WRITTEN TASK | Duplicate the lines of the listing from its start through the line containing "list-item: 5. 送你一块点心：第一层，体贴!第二层，关怀!第三层，浪漫!第四层，温馨!中间…", inclusive.

RECORDS SUPPLIED |
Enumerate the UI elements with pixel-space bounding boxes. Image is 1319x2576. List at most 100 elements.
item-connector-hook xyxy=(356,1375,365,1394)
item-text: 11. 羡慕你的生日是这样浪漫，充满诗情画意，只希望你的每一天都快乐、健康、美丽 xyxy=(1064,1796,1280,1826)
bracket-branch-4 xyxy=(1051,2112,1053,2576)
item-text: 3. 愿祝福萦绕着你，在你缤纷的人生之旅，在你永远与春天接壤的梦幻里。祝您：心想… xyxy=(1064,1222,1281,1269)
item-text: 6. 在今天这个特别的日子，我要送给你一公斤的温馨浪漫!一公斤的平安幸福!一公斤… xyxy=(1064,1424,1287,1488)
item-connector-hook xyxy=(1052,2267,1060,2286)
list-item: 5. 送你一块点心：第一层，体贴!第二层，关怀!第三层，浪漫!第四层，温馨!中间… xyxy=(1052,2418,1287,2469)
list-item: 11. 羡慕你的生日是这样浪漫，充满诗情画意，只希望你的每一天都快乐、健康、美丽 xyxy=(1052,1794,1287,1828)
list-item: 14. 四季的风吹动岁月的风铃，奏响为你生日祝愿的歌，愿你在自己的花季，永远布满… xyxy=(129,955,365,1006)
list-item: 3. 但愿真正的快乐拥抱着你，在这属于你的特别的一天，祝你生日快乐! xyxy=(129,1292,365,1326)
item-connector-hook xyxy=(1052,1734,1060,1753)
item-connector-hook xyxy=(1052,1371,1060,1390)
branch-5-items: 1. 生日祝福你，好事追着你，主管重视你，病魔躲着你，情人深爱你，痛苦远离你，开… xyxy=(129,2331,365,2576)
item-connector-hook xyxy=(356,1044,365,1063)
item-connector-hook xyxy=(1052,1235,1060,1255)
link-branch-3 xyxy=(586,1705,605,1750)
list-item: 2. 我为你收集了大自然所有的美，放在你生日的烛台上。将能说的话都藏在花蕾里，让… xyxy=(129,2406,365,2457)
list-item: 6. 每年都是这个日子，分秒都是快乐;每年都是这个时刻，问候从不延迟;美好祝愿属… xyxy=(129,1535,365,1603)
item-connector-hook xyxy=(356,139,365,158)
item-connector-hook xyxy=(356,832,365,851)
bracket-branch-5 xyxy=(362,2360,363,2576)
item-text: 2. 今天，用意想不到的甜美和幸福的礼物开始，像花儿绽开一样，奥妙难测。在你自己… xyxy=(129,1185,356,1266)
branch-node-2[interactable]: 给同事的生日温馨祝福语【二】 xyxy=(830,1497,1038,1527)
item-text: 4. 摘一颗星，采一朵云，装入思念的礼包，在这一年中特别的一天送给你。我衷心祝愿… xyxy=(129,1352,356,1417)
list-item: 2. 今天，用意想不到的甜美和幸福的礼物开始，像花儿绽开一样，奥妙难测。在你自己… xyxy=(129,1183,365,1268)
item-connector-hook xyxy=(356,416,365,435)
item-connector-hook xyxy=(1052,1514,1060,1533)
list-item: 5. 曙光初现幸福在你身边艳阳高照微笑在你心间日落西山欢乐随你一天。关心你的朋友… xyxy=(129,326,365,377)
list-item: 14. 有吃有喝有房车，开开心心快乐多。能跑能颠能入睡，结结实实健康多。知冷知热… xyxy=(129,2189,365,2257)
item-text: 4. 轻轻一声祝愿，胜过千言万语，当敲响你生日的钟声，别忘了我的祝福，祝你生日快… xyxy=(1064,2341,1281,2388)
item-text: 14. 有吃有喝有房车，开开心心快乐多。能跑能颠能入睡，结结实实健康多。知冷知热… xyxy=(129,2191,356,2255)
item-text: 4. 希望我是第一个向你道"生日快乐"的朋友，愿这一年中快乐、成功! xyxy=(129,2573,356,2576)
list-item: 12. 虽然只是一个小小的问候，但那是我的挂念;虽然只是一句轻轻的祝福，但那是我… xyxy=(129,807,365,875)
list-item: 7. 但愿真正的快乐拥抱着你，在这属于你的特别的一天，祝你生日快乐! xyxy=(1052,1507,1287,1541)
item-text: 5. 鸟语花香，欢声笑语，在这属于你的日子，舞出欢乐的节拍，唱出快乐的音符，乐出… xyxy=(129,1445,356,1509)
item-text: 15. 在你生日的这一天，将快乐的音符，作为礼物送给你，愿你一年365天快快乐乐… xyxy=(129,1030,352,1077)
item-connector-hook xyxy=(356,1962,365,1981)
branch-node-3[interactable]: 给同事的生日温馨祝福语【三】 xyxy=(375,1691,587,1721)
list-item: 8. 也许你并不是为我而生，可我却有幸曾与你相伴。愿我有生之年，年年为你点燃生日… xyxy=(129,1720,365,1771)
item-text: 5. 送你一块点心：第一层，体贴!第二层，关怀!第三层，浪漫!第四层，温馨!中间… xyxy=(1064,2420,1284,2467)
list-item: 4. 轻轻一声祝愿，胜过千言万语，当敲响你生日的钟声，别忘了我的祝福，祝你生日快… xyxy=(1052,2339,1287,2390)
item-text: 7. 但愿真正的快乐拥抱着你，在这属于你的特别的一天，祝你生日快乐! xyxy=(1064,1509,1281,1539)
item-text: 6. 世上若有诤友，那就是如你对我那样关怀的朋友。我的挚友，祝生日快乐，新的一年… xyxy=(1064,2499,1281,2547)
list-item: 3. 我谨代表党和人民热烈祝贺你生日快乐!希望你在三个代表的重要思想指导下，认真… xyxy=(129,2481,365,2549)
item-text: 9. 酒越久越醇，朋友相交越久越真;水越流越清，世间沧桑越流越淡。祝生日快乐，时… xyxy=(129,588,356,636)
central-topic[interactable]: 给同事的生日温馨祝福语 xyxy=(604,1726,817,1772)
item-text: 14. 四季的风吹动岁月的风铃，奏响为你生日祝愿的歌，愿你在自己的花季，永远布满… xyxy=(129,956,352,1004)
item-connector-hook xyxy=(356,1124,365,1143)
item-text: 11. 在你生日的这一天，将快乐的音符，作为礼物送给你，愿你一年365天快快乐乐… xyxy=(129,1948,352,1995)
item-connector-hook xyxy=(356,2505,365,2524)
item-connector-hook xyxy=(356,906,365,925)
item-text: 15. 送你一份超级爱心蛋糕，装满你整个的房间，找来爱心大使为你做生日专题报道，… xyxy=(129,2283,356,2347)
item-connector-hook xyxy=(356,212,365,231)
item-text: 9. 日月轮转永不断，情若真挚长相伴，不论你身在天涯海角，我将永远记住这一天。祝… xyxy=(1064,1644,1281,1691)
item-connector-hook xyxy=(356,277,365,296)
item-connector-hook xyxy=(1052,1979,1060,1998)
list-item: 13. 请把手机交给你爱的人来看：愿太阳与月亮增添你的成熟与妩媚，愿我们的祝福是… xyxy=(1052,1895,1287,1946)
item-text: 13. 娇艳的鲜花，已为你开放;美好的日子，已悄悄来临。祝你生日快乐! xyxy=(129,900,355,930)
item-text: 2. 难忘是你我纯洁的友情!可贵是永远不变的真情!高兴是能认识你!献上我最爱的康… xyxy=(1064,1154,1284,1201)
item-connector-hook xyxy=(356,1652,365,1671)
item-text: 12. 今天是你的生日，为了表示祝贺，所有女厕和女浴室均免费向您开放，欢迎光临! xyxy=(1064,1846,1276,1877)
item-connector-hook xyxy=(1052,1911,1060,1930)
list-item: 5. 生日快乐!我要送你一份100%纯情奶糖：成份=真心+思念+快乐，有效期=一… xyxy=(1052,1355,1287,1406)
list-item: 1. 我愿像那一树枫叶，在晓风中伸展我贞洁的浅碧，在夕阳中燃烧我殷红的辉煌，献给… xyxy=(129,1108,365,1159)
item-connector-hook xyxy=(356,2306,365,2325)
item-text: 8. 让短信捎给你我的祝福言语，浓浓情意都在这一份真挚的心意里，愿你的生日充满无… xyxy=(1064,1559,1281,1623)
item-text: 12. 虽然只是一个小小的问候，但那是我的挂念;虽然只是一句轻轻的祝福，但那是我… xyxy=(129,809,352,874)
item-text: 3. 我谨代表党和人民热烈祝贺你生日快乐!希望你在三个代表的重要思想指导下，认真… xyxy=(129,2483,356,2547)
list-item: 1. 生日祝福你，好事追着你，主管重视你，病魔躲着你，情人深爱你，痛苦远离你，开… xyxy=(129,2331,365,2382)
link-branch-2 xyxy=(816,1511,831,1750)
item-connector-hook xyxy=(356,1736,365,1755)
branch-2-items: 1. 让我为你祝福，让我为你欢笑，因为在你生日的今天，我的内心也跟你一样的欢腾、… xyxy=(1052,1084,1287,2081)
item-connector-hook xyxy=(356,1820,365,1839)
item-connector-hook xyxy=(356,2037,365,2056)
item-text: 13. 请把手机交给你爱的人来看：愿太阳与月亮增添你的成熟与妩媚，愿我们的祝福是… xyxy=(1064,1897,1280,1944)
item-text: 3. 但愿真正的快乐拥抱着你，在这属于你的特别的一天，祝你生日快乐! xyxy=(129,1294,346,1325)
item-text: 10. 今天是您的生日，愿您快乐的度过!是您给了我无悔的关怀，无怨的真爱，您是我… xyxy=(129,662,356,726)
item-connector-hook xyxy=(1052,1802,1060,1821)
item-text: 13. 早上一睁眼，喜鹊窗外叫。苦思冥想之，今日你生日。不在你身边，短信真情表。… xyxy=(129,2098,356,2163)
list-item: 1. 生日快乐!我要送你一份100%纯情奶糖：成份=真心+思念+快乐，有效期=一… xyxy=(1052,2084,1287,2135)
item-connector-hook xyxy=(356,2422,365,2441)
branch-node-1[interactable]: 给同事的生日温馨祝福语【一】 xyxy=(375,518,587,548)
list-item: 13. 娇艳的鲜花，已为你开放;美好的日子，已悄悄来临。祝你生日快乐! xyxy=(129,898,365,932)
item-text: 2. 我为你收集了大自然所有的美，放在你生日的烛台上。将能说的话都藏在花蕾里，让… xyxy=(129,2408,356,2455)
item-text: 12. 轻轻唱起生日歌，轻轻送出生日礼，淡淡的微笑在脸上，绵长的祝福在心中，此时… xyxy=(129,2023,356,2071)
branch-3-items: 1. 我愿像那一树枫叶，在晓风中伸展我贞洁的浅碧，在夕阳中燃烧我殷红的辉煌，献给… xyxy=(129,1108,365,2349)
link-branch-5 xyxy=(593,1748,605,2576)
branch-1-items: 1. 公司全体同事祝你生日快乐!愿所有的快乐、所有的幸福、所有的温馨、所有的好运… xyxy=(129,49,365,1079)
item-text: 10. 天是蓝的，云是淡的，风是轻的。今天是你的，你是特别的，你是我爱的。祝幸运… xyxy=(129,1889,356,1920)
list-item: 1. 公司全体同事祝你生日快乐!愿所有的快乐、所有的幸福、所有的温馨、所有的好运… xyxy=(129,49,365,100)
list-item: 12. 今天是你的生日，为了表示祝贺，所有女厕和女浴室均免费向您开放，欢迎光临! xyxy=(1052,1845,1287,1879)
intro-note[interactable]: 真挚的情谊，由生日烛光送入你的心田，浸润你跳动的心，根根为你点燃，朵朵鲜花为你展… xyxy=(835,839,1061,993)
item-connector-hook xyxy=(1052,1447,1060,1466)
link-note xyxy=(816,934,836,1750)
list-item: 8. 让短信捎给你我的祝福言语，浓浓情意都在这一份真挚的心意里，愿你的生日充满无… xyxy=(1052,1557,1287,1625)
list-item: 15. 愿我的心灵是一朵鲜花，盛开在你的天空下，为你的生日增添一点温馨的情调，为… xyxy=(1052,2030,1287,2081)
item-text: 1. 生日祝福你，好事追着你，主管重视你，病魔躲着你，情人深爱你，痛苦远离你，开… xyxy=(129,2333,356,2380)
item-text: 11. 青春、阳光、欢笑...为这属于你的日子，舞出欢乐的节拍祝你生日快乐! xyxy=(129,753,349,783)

RESULT FOR THIS TASK |
Enumerate the UI elements with pixel-space bounding boxes. Image is 1319x2576. List at most 100 elements.
item-connector-hook xyxy=(356,1375,365,1394)
item-text: 11. 羡慕你的生日是这样浪漫，充满诗情画意，只希望你的每一天都快乐、健康、美丽 xyxy=(1064,1796,1280,1826)
bracket-branch-4 xyxy=(1051,2112,1053,2576)
item-text: 3. 愿祝福萦绕着你，在你缤纷的人生之旅，在你永远与春天接壤的梦幻里。祝您：心想… xyxy=(1064,1222,1281,1269)
item-text: 6. 在今天这个特别的日子，我要送给你一公斤的温馨浪漫!一公斤的平安幸福!一公斤… xyxy=(1064,1424,1287,1488)
item-connector-hook xyxy=(1052,2267,1060,2286)
list-item: 5. 送你一块点心：第一层，体贴!第二层，关怀!第三层，浪漫!第四层，温馨!中间… xyxy=(1052,2418,1287,2469)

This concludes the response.